>> START

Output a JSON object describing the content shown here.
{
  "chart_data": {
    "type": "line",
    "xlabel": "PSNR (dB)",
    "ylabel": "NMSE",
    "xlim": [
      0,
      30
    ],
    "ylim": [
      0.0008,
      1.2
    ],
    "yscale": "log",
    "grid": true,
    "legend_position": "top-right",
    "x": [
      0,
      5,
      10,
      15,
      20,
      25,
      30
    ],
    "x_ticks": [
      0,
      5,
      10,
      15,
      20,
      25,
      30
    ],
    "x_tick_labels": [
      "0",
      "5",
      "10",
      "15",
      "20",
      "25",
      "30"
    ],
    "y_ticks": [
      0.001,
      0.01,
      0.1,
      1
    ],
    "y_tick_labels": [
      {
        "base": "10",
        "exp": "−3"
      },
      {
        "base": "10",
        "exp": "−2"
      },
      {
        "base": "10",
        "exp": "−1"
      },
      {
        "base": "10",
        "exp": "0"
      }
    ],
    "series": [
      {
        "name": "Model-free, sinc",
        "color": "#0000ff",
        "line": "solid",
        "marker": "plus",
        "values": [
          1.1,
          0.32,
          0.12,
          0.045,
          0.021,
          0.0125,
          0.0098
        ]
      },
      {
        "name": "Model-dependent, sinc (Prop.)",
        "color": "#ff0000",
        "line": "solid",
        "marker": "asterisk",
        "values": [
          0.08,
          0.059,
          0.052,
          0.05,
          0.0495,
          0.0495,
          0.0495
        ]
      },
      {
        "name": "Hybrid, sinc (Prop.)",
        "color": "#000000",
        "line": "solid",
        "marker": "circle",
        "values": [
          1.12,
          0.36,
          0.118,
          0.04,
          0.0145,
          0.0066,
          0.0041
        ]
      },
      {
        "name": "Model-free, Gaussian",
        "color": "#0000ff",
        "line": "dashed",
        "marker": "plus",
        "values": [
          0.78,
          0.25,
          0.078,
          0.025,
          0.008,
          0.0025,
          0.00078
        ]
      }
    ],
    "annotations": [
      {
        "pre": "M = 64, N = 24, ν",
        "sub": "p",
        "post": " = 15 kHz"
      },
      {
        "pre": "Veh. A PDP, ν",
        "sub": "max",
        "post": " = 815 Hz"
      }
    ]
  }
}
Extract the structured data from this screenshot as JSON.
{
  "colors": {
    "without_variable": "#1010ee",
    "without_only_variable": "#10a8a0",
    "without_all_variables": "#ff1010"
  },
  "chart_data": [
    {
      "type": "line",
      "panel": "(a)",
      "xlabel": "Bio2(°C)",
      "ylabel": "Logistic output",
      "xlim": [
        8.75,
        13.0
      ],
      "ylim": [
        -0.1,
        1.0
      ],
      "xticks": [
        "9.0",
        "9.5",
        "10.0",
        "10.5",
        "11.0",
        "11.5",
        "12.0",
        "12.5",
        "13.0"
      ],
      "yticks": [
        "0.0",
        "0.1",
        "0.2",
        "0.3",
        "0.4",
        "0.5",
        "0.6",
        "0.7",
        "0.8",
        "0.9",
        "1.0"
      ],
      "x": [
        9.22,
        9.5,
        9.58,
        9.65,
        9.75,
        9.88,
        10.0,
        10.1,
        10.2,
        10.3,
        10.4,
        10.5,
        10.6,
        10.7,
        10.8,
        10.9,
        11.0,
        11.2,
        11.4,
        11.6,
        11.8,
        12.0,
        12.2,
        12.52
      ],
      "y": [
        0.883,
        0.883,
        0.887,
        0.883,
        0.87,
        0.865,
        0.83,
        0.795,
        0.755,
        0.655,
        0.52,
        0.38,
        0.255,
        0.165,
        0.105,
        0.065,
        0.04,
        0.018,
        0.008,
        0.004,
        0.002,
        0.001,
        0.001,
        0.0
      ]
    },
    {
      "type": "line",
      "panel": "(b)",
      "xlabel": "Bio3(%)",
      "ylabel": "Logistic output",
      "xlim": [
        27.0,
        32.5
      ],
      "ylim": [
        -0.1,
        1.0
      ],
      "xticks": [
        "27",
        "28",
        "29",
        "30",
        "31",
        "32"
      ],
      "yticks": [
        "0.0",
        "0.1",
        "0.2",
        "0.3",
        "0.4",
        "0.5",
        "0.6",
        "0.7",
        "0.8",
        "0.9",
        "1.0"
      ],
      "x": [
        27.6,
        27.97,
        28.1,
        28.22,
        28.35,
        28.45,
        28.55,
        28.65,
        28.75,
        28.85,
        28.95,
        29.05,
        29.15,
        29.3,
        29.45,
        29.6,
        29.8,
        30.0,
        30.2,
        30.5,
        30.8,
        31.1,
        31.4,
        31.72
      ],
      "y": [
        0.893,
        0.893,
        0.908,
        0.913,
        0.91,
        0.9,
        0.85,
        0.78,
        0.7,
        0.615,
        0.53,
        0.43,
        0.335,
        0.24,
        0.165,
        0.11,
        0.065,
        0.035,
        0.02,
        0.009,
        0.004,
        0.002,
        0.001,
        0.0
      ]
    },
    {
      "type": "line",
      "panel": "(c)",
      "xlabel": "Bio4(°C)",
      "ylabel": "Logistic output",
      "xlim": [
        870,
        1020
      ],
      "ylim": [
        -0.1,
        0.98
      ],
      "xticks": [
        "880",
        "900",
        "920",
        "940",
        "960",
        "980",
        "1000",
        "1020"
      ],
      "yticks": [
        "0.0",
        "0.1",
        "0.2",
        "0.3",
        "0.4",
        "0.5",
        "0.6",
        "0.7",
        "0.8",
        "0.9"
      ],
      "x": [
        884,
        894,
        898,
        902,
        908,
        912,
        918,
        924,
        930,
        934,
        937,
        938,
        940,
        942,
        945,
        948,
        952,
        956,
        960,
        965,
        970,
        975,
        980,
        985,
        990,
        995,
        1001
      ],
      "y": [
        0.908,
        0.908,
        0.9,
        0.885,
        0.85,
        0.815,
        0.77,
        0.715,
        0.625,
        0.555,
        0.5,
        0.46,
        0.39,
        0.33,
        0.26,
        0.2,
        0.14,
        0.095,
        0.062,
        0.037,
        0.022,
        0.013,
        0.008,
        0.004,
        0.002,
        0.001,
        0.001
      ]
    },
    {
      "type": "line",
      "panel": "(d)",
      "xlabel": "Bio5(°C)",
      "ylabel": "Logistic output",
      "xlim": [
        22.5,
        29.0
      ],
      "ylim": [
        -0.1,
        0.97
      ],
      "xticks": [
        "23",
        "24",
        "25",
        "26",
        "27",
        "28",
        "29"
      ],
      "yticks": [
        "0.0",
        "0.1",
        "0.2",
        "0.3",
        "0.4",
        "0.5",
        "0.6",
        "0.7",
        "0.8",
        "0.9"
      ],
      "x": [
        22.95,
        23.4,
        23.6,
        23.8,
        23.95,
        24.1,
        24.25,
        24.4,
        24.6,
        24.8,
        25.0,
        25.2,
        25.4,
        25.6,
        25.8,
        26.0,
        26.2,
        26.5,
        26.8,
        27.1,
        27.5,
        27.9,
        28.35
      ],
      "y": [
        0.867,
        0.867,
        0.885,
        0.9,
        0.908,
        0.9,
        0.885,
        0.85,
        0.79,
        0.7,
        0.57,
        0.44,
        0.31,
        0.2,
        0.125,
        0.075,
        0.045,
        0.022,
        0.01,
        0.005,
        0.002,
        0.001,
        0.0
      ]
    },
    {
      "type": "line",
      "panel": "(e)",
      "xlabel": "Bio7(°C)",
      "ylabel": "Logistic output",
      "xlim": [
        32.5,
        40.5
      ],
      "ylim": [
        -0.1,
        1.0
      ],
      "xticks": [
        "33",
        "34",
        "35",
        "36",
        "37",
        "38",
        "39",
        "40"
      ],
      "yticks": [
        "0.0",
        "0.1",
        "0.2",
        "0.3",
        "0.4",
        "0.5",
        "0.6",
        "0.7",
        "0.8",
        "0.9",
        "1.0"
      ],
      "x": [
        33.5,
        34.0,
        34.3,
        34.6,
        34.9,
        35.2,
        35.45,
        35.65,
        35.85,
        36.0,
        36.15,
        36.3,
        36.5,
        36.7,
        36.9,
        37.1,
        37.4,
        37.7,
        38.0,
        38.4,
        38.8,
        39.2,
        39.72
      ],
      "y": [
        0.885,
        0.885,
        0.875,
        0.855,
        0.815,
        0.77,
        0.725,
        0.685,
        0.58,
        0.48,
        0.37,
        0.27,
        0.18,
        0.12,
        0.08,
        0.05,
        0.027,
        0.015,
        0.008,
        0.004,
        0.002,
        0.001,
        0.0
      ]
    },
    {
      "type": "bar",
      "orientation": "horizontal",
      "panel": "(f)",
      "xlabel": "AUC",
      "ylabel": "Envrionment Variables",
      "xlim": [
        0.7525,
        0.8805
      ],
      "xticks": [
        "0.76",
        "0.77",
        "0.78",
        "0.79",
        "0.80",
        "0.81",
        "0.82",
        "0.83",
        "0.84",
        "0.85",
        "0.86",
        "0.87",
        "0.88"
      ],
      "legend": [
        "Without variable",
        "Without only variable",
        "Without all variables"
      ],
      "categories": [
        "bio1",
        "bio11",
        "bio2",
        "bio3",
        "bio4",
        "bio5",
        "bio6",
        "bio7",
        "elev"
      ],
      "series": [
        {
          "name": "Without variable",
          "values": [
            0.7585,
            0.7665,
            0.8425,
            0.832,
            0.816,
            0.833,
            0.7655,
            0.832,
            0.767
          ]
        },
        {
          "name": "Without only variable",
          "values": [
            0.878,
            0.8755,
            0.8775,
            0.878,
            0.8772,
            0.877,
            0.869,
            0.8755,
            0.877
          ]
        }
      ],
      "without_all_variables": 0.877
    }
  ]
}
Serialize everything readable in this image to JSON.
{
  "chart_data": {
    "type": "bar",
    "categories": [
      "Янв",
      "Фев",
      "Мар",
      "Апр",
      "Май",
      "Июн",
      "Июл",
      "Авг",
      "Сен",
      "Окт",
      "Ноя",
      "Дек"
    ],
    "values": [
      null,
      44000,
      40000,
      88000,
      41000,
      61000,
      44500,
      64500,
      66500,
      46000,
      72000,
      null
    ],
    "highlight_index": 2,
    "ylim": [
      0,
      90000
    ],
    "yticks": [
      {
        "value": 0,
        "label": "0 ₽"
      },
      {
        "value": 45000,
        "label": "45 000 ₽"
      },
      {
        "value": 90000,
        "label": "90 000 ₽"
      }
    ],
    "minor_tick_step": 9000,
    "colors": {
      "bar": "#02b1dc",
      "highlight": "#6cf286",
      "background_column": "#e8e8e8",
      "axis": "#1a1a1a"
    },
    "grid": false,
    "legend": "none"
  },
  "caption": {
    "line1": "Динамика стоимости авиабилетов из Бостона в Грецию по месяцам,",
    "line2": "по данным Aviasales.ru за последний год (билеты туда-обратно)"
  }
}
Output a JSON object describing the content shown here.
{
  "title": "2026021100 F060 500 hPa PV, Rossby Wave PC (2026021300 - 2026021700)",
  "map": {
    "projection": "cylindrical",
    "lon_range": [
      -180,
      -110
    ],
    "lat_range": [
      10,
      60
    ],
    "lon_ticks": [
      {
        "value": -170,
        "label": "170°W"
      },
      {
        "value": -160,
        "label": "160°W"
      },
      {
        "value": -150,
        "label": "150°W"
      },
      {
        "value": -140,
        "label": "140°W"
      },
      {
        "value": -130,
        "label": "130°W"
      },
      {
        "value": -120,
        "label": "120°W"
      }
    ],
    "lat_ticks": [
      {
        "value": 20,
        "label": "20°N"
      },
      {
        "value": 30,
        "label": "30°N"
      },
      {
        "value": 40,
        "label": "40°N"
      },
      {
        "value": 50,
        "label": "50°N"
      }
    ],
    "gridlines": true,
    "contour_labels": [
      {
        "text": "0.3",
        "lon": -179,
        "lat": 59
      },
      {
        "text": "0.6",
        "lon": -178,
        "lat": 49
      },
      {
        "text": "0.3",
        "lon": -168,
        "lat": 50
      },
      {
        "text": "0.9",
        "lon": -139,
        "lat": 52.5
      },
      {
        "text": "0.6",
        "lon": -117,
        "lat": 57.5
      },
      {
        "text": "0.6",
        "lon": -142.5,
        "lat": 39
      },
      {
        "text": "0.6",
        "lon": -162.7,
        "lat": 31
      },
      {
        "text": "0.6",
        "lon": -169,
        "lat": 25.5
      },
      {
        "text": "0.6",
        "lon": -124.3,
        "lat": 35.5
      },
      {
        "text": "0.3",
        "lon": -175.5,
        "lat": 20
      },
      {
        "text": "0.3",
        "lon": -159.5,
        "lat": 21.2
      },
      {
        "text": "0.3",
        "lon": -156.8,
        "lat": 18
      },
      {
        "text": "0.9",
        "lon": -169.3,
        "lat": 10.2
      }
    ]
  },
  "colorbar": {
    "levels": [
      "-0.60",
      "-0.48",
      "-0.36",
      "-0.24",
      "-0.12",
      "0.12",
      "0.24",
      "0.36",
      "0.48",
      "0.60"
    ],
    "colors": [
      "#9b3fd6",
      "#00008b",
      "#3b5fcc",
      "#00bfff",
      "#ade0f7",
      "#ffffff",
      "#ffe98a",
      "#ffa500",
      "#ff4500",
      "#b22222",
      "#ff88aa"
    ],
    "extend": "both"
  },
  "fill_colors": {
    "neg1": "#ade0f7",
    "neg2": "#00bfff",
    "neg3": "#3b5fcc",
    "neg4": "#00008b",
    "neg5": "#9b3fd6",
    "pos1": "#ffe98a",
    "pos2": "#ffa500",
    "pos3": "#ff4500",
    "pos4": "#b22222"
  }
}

>> END

- [Exercise requirements]:
Leave out every line without the string "Prop" and copy the rest.

- [Written reply]:
        "name": "Model-dependent, sinc (Prop.)",
        "name": "Hybrid, sinc (Prop.)",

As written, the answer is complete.